Stored entries:

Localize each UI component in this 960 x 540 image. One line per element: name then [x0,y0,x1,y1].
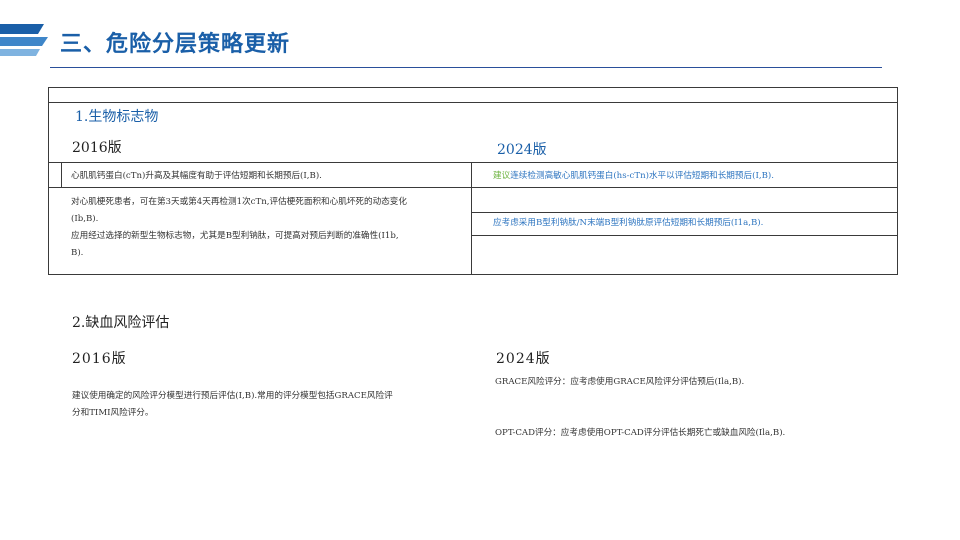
recommend-text: 连续检测高敏心肌肌钙蛋白(hs-cTn)水平以评估短期和长期预后(I,B). [510,171,774,181]
text-line: 建议使用确定的风险评分模型进行预后评估(I,B).常用的评分模型包括GRACE风… [72,391,393,401]
opt-cad-2024-text: OPT-CAD评分：应考虑使用OPT-CAD评分评估长期死亡或缺血风险(Ila,… [495,428,786,438]
ctn-2016-text: 心肌肌钙蛋白(cTn)升高及其幅度有助于评估短期和长期预后(I,B). [71,171,322,181]
table-left-rule [61,162,62,187]
text-line: 应用经过选择的新型生物标志物，尤其是B型利钠肽，可提高对预后判断的准确性(I1b… [71,231,399,241]
mi-2016-text: 对心肌梗死患者，可在第3天或第4天再检测1次cTn,评估梗死面积和心肌坏死的动态… [71,194,407,262]
version-2016-label: 2016版 [72,351,127,367]
recommend-prefix: 建议 [493,171,511,181]
table-row-rule [48,187,898,188]
table-header-rule [48,102,898,103]
blue-stripes-logo-icon [0,24,48,56]
section-title-biomarkers: 1.生物标志物 [75,109,159,125]
title-divider [50,67,882,68]
table-cell-rule [471,235,898,236]
section-title-ischemic-risk: 2.缺血风险评估 [72,315,170,331]
text-line: (Ib,B). [71,214,99,224]
text-line: 分和TIMI风险评分。 [72,408,154,418]
risk-score-2016-text: 建议使用确定的风险评分模型进行预后评估(I,B).常用的评分模型包括GRACE风… [72,388,393,422]
text-line: B). [71,248,84,258]
text-line: 对心肌梗死患者，可在第3天或第4天再检测1次cTn,评估梗死面积和心肌坏死的动态… [71,197,407,207]
table-cell-rule [471,212,898,213]
version-2024-label: 2024版 [496,351,551,367]
bnp-2024-text: 应考虑采用B型利钠肽/N末端B型利钠肽原评估短期和长期预后(I1a,B). [493,218,764,228]
version-2024-label: 2024版 [497,142,547,158]
table-column-rule [471,162,472,275]
page-title: 三、危险分层策略更新 [60,32,291,57]
hs-ctn-2024-text: 建议连续检测高敏心肌肌钙蛋白(hs-cTn)水平以评估短期和长期预后(I,B). [493,168,774,185]
version-2016-label: 2016版 [72,140,122,156]
grace-2024-text: GRACE风险评分：应考虑使用GRACE风险评分评估预后(Ila,B). [495,377,745,387]
table-row-rule [48,162,898,163]
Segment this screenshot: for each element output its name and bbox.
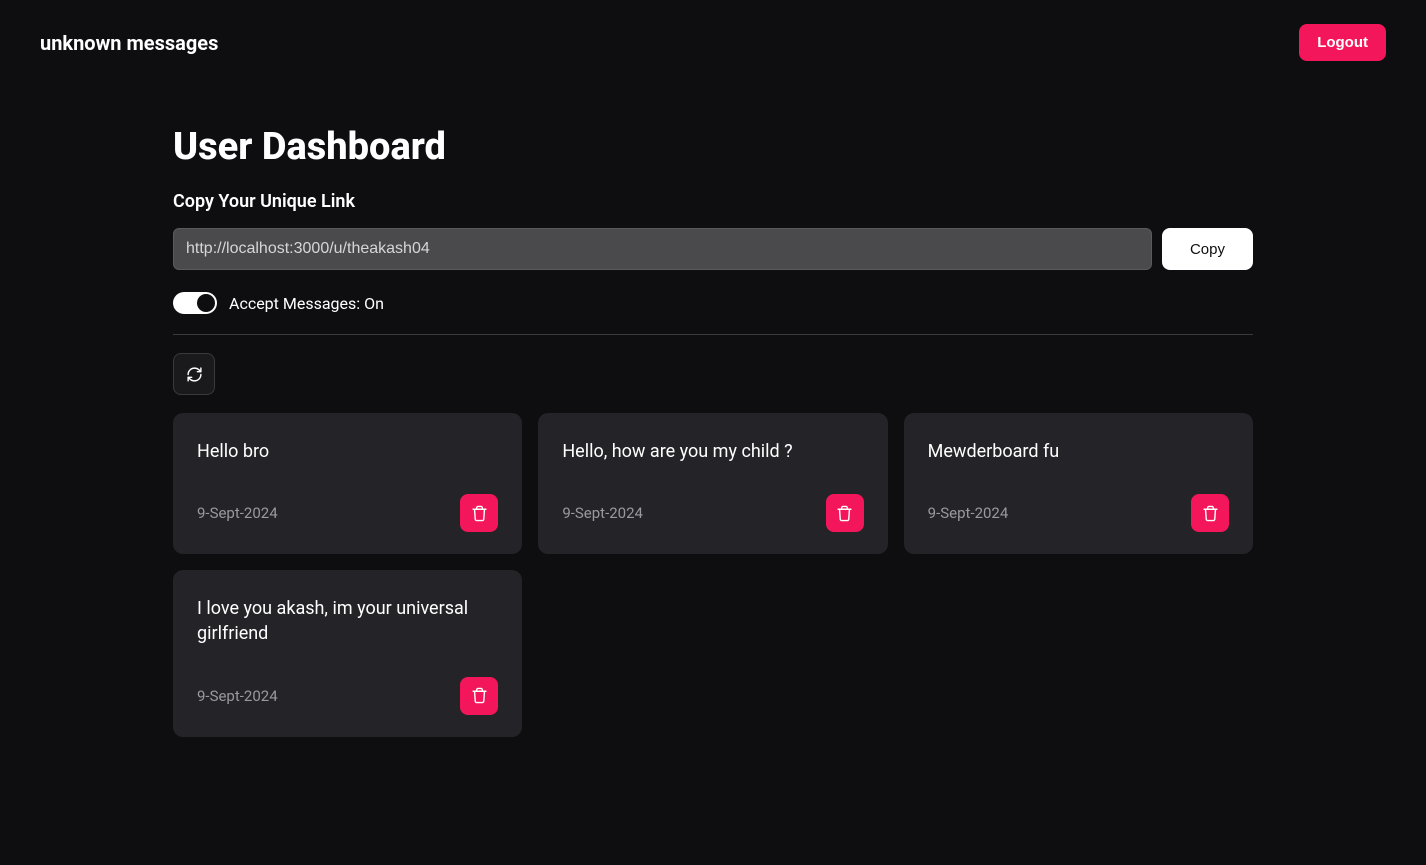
refresh-button[interactable] (173, 353, 215, 395)
accept-messages-toggle[interactable] (173, 292, 217, 314)
message-date: 9-Sept-2024 (197, 687, 278, 705)
trash-icon (836, 505, 853, 522)
trash-icon (471, 687, 488, 704)
delete-button[interactable] (460, 677, 498, 715)
message-footer: 9-Sept-2024 (197, 494, 498, 532)
message-card: Mewderboard fu 9-Sept-2024 (904, 413, 1253, 554)
app-header: unknown messages Logout (0, 0, 1426, 85)
message-text: I love you akash, im your universal girl… (197, 596, 498, 646)
message-text: Hello, how are you my child ? (562, 439, 863, 464)
refresh-icon (186, 366, 203, 383)
message-date: 9-Sept-2024 (928, 504, 1009, 522)
trash-icon (471, 505, 488, 522)
message-footer: 9-Sept-2024 (928, 494, 1229, 532)
logout-button[interactable]: Logout (1299, 24, 1386, 61)
message-text: Hello bro (197, 439, 498, 464)
message-date: 9-Sept-2024 (562, 504, 643, 522)
section-divider (173, 334, 1253, 335)
link-row: Copy (173, 228, 1253, 270)
link-section-label: Copy Your Unique Link (173, 191, 1253, 212)
message-date: 9-Sept-2024 (197, 504, 278, 522)
page-title: User Dashboard (173, 125, 1253, 169)
app-title: unknown messages (40, 31, 218, 55)
dashboard-container: User Dashboard Copy Your Unique Link Cop… (163, 85, 1263, 737)
trash-icon (1202, 505, 1219, 522)
accept-messages-label: Accept Messages: On (229, 294, 384, 313)
messages-grid: Hello bro9-Sept-2024Hello, how are you m… (173, 413, 1253, 737)
delete-button[interactable] (460, 494, 498, 532)
message-card: Hello, how are you my child ? 9-Sept-2024 (538, 413, 887, 554)
unique-link-input[interactable] (173, 228, 1152, 270)
accept-messages-row: Accept Messages: On (173, 292, 1253, 314)
toggle-knob (197, 294, 215, 312)
message-card: I love you akash, im your universal girl… (173, 570, 522, 736)
copy-button[interactable]: Copy (1162, 228, 1253, 270)
message-footer: 9-Sept-2024 (197, 677, 498, 715)
delete-button[interactable] (1191, 494, 1229, 532)
message-footer: 9-Sept-2024 (562, 494, 863, 532)
message-card: Hello bro 9-Sept-2024 (173, 413, 522, 554)
message-text: Mewderboard fu (928, 439, 1229, 464)
delete-button[interactable] (826, 494, 864, 532)
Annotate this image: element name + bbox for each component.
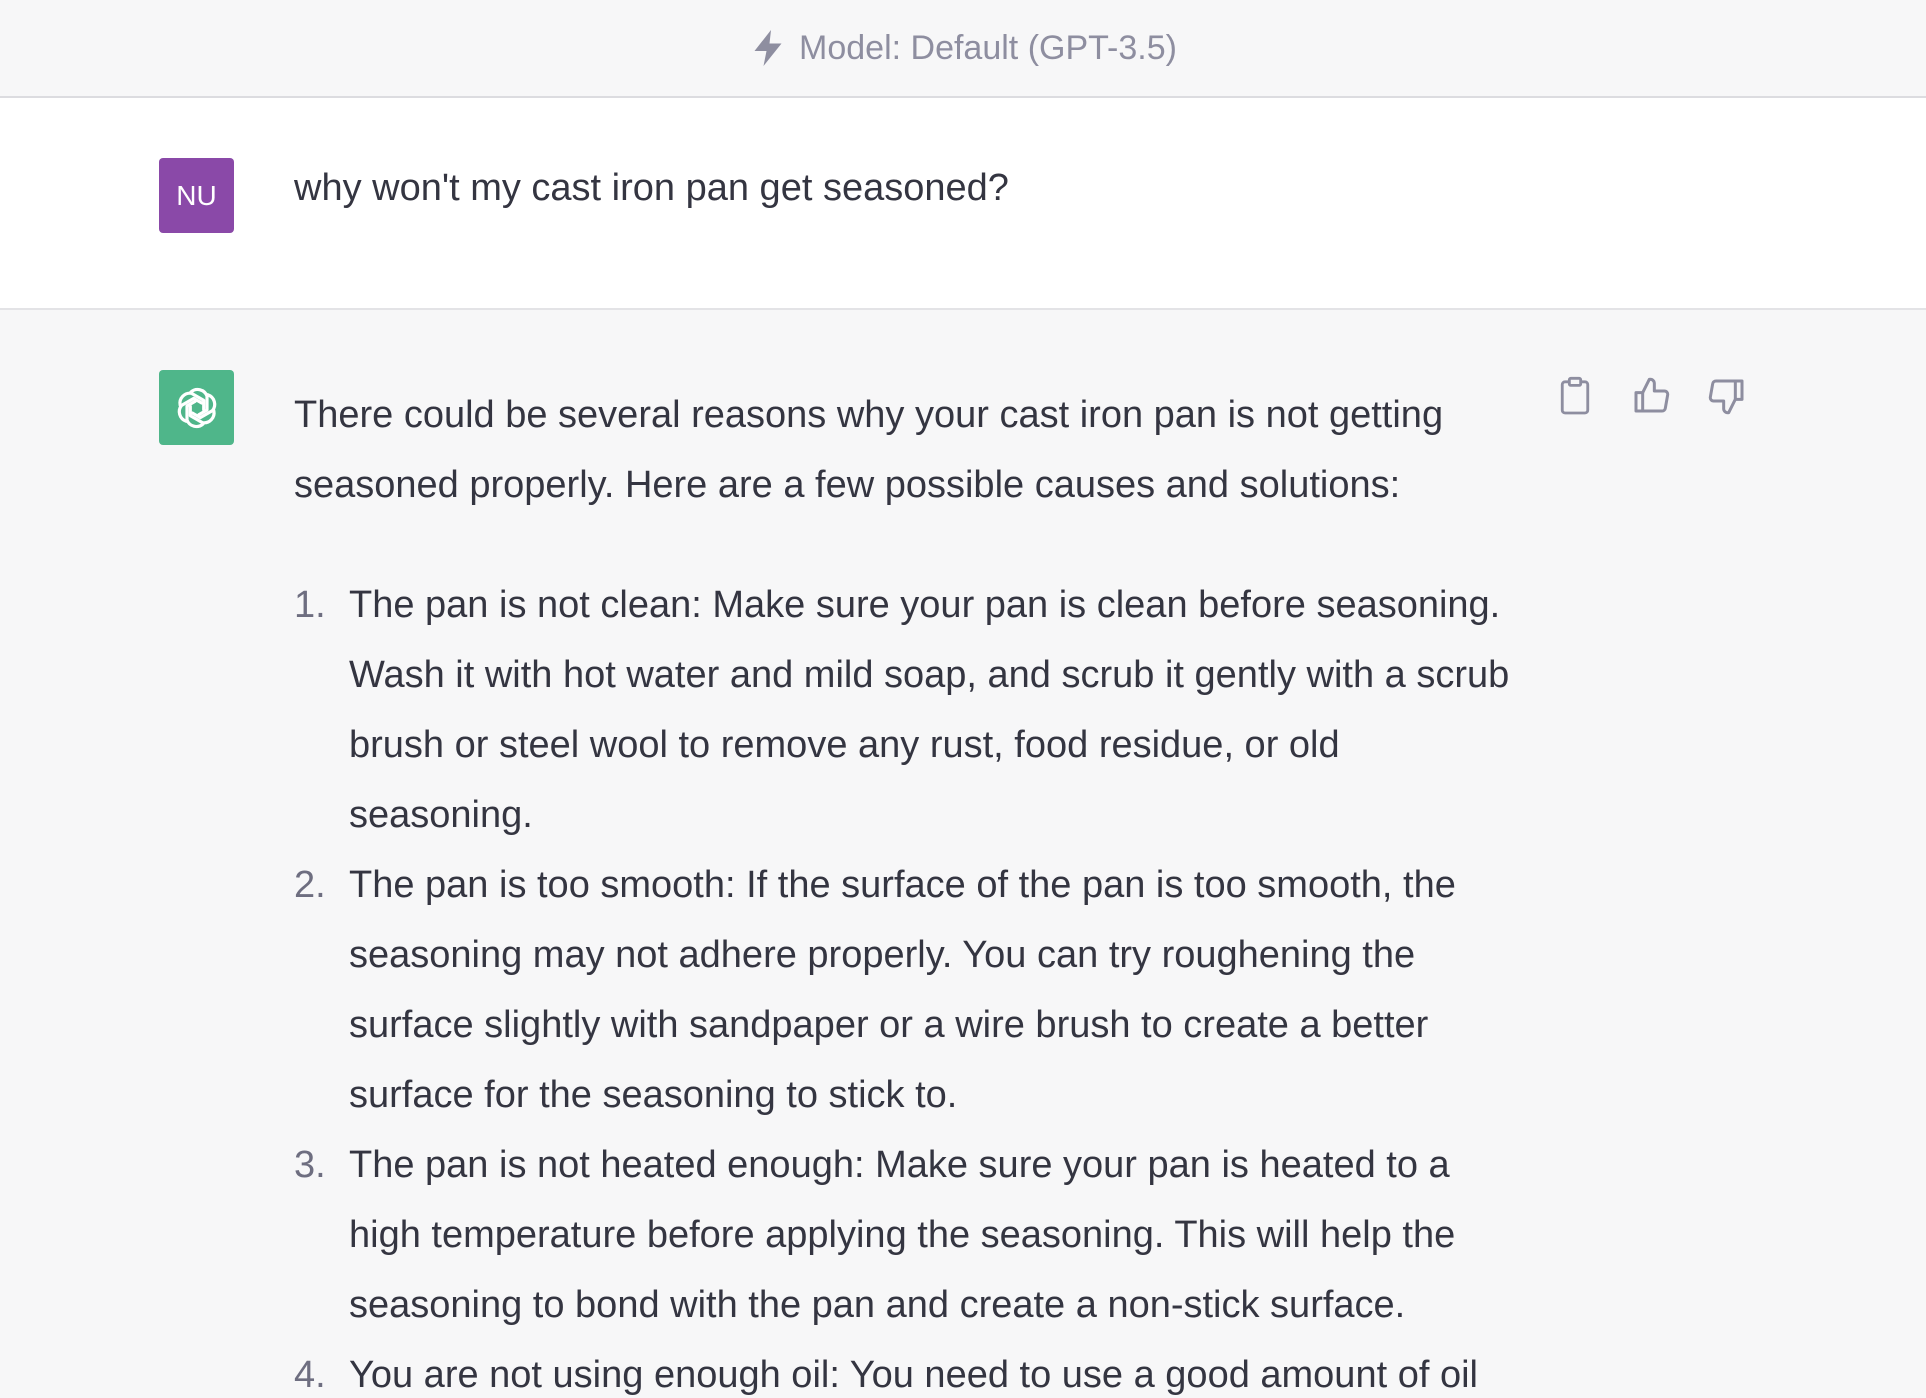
answer-list: 1. The pan is not clean: Make sure your …: [294, 570, 1524, 1398]
model-label: Model: Default (GPT-3.5): [799, 28, 1177, 67]
list-item-text: The pan is too smooth: If the surface of…: [349, 864, 1456, 1116]
list-item-number: 1.: [294, 584, 326, 626]
openai-logo-icon: [159, 370, 234, 445]
assistant-answer: There could be several reasons why your …: [294, 380, 1524, 1398]
lightning-bolt-icon: [749, 28, 787, 68]
list-item: 1. The pan is not clean: Make sure your …: [294, 570, 1524, 850]
list-item-text: The pan is not clean: Make sure your pan…: [349, 584, 1510, 836]
user-avatar-initials: NU: [176, 179, 217, 211]
list-item-text: The pan is not heated enough: Make sure …: [349, 1144, 1456, 1326]
list-item-number: 4.: [294, 1354, 326, 1396]
list-item-number: 2.: [294, 864, 326, 906]
answer-intro: There could be several reasons why your …: [294, 394, 1444, 506]
thumbs-up-icon[interactable]: [1631, 376, 1671, 416]
list-item: 3. The pan is not heated enough: Make su…: [294, 1130, 1524, 1340]
list-item: 4. You are not using enough oil: You nee…: [294, 1340, 1524, 1398]
assistant-message: There could be several reasons why your …: [0, 310, 1926, 1398]
chat-page: Model: Default (GPT-3.5) NU why won't my…: [0, 0, 1926, 1398]
user-message: NU why won't my cast iron pan get season…: [0, 98, 1926, 310]
clipboard-icon[interactable]: [1555, 376, 1595, 416]
message-actions: [1555, 376, 1747, 416]
thumbs-down-icon[interactable]: [1707, 376, 1747, 416]
model-header: Model: Default (GPT-3.5): [0, 0, 1926, 98]
user-message-text: why won't my cast iron pan get seasoned?: [294, 167, 1009, 209]
list-item: 2. The pan is too smooth: If the surface…: [294, 850, 1524, 1130]
list-item-text: You are not using enough oil: You need t…: [349, 1354, 1478, 1396]
list-item-number: 3.: [294, 1144, 326, 1186]
user-avatar: NU: [159, 158, 234, 233]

> Short exercise: Reproduce the material above with every "trash-icon" swapped for "bin-icon" and everything else left unchanged. Leave out the pictures.

> Written response:
Localize each UI component in this 960 x 540 image. One line per element: name then [x0,y0,x1,y1].
recommend-text: 连续检测高敏心肌肌钙蛋白(hs-cTn)水平以评估短期和长期预后(I,B). [510,171,774,181]
text-line: 建议使用确定的风险评分模型进行预后评估(I,B).常用的评分模型包括GRACE风… [72,391,393,401]
opt-cad-2024-text: OPT-CAD评分：应考虑使用OPT-CAD评分评估长期死亡或缺血风险(Ila,… [495,428,786,438]
ctn-2016-text: 心肌肌钙蛋白(cTn)升高及其幅度有助于评估短期和长期预后(I,B). [71,171,322,181]
table-left-rule [61,162,62,187]
text-line: 应用经过选择的新型生物标志物，尤其是B型利钠肽，可提高对预后判断的准确性(I1b… [71,231,399,241]
mi-2016-text: 对心肌梗死患者，可在第3天或第4天再检测1次cTn,评估梗死面积和心肌坏死的动态… [71,194,407,262]
version-2016-label: 2016版 [72,351,127,367]
recommend-prefix: 建议 [493,171,511,181]
table-row-rule [48,187,898,188]
table-header-rule [48,102,898,103]
blue-stripes-logo-icon [0,24,48,56]
section-title-biomarkers: 1.生物标志物 [75,109,159,125]
title-divider [50,67,882,68]
table-cell-rule [471,235,898,236]
section-title-ischemic-risk: 2.缺血风险评估 [72,315,170,331]
text-line: (Ib,B). [71,214,99,224]
text-line: 分和TIMI风险评分。 [72,408,154,418]
risk-score-2016-text: 建议使用确定的风险评分模型进行预后评估(I,B).常用的评分模型包括GRACE风… [72,388,393,422]
text-line: B). [71,248,84,258]
text-line: 对心肌梗死患者，可在第3天或第4天再检测1次cTn,评估梗死面积和心肌坏死的动态… [71,197,407,207]
table-cell-rule [471,212,898,213]
version-2024-label: 2024版 [496,351,551,367]
bnp-2024-text: 应考虑采用B型利钠肽/N末端B型利钠肽原评估短期和长期预后(I1a,B). [493,218,764,228]
version-2024-label: 2024版 [497,142,547,158]
table-column-rule [471,162,472,275]
page-title: 三、危险分层策略更新 [60,32,291,57]
hs-ctn-2024-text: 建议连续检测高敏心肌肌钙蛋白(hs-cTn)水平以评估短期和长期预后(I,B). [493,168,774,185]
version-2016-label: 2016版 [72,140,122,156]
grace-2024-text: GRACE风险评分：应考虑使用GRACE风险评分评估预后(Ila,B). [495,377,745,387]
table-row-rule [48,162,898,163]
Segment this screenshot: for each element output its name and bbox.
refresh-button[interactable] (173, 353, 215, 395)
accept-messages-toggle[interactable] (173, 292, 217, 314)
message-date: 9-Sept-2024 (197, 687, 278, 705)
bin-icon (836, 505, 853, 522)
bin-icon (471, 687, 488, 704)
delete-button[interactable] (460, 677, 498, 715)
message-footer: 9-Sept-2024 (197, 494, 498, 532)
message-card: Mewderboard fu 9-Sept-2024 (904, 413, 1253, 554)
app-header: unknown messages Logout (0, 0, 1426, 85)
message-text: I love you akash, im your universal girl… (197, 596, 498, 646)
message-text: Hello, how are you my child ? (562, 439, 863, 464)
refresh-icon (186, 366, 203, 383)
message-date: 9-Sept-2024 (928, 504, 1009, 522)
bin-icon (471, 505, 488, 522)
message-footer: 9-Sept-2024 (928, 494, 1229, 532)
logout-button[interactable]: Logout (1299, 24, 1386, 61)
message-text: Hello bro (197, 439, 498, 464)
message-date: 9-Sept-2024 (562, 504, 643, 522)
section-divider (173, 334, 1253, 335)
link-row: Copy (173, 228, 1253, 270)
link-section-label: Copy Your Unique Link (173, 191, 1253, 212)
message-date: 9-Sept-2024 (197, 504, 278, 522)
page-title: User Dashboard (173, 125, 1253, 169)
app-title: unknown messages (40, 31, 218, 55)
dashboard-container: User Dashboard Copy Your Unique Link Cop… (163, 85, 1263, 737)
bin-icon (1202, 505, 1219, 522)
accept-messages-label: Accept Messages: On (229, 294, 384, 313)
messages-grid: Hello bro9-Sept-2024Hello, how are you m… (173, 413, 1253, 737)
delete-button[interactable] (460, 494, 498, 532)
message-card: Hello, how are you my child ? 9-Sept-2024 (538, 413, 887, 554)
unique-link-input[interactable] (173, 228, 1152, 270)
accept-messages-row: Accept Messages: On (173, 292, 1253, 314)
toggle-knob (197, 294, 215, 312)
message-card: I love you akash, im your universal girl… (173, 570, 522, 736)
copy-button[interactable]: Copy (1162, 228, 1253, 270)
message-footer: 9-Sept-2024 (197, 677, 498, 715)
delete-button[interactable] (1191, 494, 1229, 532)
message-footer: 9-Sept-2024 (562, 494, 863, 532)
message-card: Hello bro 9-Sept-2024 (173, 413, 522, 554)
message-text: Mewderboard fu (928, 439, 1229, 464)
delete-button[interactable] (826, 494, 864, 532)
Annotate this image: element name + bbox for each component.
answer-list: 1. The pan is not clean: Make sure your …: [294, 570, 1524, 1398]
model-label: Model: Default (GPT-3.5): [799, 28, 1177, 67]
list-item-text: The pan is too smooth: If the surface of…: [349, 864, 1456, 1116]
list-item-number: 1.: [294, 584, 326, 626]
openai-logo-icon: [159, 370, 234, 445]
assistant-answer: There could be several reasons why your …: [294, 380, 1524, 1398]
lightning-bolt-icon: [749, 28, 787, 68]
list-item: 1. The pan is not clean: Make sure your …: [294, 570, 1524, 850]
list-item-text: The pan is not clean: Make sure your pan…: [349, 584, 1510, 836]
user-avatar-initials: NU: [176, 179, 217, 211]
list-item-text: The pan is not heated enough: Make sure …: [349, 1144, 1456, 1326]
list-item-number: 4.: [294, 1354, 326, 1396]
list-item-number: 2.: [294, 864, 326, 906]
answer-intro: There could be several reasons why your …: [294, 394, 1444, 506]
thumbs-up-icon[interactable]: [1631, 376, 1671, 416]
list-item: 3. The pan is not heated enough: Make su…: [294, 1130, 1524, 1340]
list-item: 4. You are not using enough oil: You nee…: [294, 1340, 1524, 1398]
assistant-message: There could be several reasons why your …: [0, 310, 1926, 1398]
chat-page: Model: Default (GPT-3.5) NU why won't my…: [0, 0, 1926, 1398]
user-message: NU why won't my cast iron pan get season…: [0, 98, 1926, 310]
clipboard-icon[interactable]: [1555, 376, 1595, 416]
message-actions: [1555, 376, 1747, 416]
thumbs-down-icon[interactable]: [1707, 376, 1747, 416]
model-header: Model: Default (GPT-3.5): [0, 0, 1926, 98]
user-message-text: why won't my cast iron pan get seasoned?: [294, 167, 1009, 209]
list-item: 2. The pan is too smooth: If the surface…: [294, 850, 1524, 1130]
list-item-text: You are not using enough oil: You need t…: [349, 1354, 1478, 1396]
list-item-number: 3.: [294, 1144, 326, 1186]
user-avatar: NU: [159, 158, 234, 233]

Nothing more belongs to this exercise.